▶ **Supplied text**
───
Playing the Indian Card

Sunday, August 22, 2021

Living in Harmony with Nature

 

Eve iin the Garden of Eden; Rousseau le Douanier.

There is a pervasive and dangerous myth that before the coming of the European settlers, the First Nations of Canada “lived in harmony with nature for thousands of years’’ to quote a claim seen recently online.

I suppose “harmony” here might have different possible meanings here. No doubt the Iroquois did not sit around humming. But I think war is the clearer analogy. Nature was likely to kill them at any moment; not, perhaps, in the form of a large predator, but of starvation, hypothermia, or disease. It is almost certainly a myth, although a common one, that they lived largely disease-free until they were exposed to smallpox and other plagues to which they had no natural immunity by European explorers and settlers. Tuberculosis, the second-worst killer, has been found in Peruvian mummies from millennia ago. Smallpox actually seems to have first appeared in Europe and the Americas at about the same tiime; yet it was far more devastating in the Americas. During recorded history, new waves of smallpox and a variety of other illnesses seem to have swept the continent every two generations or so. It seems that, because their hunter-gatherer lifestyle forced low population densities, herd immunity to viruses could never be developed and maintained. Whether the Europeans came or not, there would be an inevitable epidemic of whatever viruses were circulating and a large die-off every few generations; as we see in many animal species.
───
▶ **Records supplied**
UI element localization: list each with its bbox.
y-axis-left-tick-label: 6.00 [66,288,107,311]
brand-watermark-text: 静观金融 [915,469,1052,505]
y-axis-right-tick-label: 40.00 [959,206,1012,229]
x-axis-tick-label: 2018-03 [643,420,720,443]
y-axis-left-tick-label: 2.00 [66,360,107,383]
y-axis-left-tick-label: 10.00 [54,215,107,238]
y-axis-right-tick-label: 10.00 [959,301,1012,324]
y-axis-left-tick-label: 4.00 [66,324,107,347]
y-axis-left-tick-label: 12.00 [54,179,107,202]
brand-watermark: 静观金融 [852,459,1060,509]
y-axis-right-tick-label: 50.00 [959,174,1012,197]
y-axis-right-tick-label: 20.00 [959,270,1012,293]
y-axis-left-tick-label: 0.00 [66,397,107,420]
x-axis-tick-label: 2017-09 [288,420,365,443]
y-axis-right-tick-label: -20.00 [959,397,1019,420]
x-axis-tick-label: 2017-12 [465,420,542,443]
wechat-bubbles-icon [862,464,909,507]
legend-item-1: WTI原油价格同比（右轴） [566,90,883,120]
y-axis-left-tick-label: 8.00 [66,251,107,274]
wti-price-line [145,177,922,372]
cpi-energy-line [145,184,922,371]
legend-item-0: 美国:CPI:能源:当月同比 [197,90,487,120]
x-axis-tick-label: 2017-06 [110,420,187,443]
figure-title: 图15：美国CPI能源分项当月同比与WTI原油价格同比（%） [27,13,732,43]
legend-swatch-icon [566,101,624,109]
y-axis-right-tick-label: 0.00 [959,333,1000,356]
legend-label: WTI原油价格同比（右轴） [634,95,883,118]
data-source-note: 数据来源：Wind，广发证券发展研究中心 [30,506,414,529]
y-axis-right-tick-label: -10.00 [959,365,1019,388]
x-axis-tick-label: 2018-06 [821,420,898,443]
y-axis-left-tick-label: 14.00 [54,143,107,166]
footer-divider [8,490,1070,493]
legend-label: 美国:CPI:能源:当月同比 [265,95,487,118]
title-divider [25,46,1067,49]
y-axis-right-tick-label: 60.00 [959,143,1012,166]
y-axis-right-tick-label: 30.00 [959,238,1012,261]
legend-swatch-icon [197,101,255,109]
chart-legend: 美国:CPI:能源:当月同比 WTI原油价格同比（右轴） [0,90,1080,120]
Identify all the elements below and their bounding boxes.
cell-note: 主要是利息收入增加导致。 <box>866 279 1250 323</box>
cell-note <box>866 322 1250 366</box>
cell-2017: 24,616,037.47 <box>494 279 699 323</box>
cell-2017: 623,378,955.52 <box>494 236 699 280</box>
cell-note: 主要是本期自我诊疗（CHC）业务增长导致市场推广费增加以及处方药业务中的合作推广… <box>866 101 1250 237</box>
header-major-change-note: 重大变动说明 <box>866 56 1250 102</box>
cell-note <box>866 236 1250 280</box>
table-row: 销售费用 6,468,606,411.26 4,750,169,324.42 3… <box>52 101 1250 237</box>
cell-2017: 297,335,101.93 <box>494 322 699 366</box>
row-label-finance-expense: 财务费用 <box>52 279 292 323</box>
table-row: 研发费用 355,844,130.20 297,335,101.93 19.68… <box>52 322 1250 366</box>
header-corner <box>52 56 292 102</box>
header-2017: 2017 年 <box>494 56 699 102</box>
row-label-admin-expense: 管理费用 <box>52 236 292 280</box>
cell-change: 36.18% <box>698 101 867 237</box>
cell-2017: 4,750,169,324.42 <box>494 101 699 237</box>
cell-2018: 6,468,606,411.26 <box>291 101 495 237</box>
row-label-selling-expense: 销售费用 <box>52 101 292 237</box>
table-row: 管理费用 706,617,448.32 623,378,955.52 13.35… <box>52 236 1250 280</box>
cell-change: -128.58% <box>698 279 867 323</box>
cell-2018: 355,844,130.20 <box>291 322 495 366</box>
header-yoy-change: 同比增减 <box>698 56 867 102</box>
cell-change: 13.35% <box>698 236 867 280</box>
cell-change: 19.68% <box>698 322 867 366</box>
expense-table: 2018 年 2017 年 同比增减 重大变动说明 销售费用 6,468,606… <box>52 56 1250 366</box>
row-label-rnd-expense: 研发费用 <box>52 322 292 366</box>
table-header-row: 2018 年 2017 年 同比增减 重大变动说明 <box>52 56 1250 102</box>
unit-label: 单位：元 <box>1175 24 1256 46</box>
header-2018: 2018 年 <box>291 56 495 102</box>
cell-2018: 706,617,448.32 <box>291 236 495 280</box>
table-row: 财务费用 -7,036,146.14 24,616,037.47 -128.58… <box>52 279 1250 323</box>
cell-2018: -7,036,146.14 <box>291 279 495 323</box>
───
▶ **Task list**
a - In the post on living in harmony with nature, translate this sentence into Spanish: "Tuberculosis, the second-worst killer, has been found in Peruvian mummies from millennia ago."
b - Please carry on the post about living in harmony with nature, picking up after its final sentence, without drawing on the entries.

▶ **List of answers**
a - La tuberculosis, la segunda enfermedad más mortífera, se ha encontrado en momias peruanas de hace milenios.

b -
And, of course, as hunter-gatherers, they lived by killing nature--by killing, raping, and pillaging nature.

Living in harmony with nature fits far better as a description of the European settlers. There is a reason why a farmer is called a “husbandman.” He is wed to the land, and faithful to it, in a reciprocal relationship. He reaps only what he sows; he must forever put back into the land what he takes out.

Not that such harmony is the necessary ideal. An engineer, an artist, or a technologist, at least in principle, improves nature. For they, in one way or another, transform pure nature into spirit, which is a greater thing.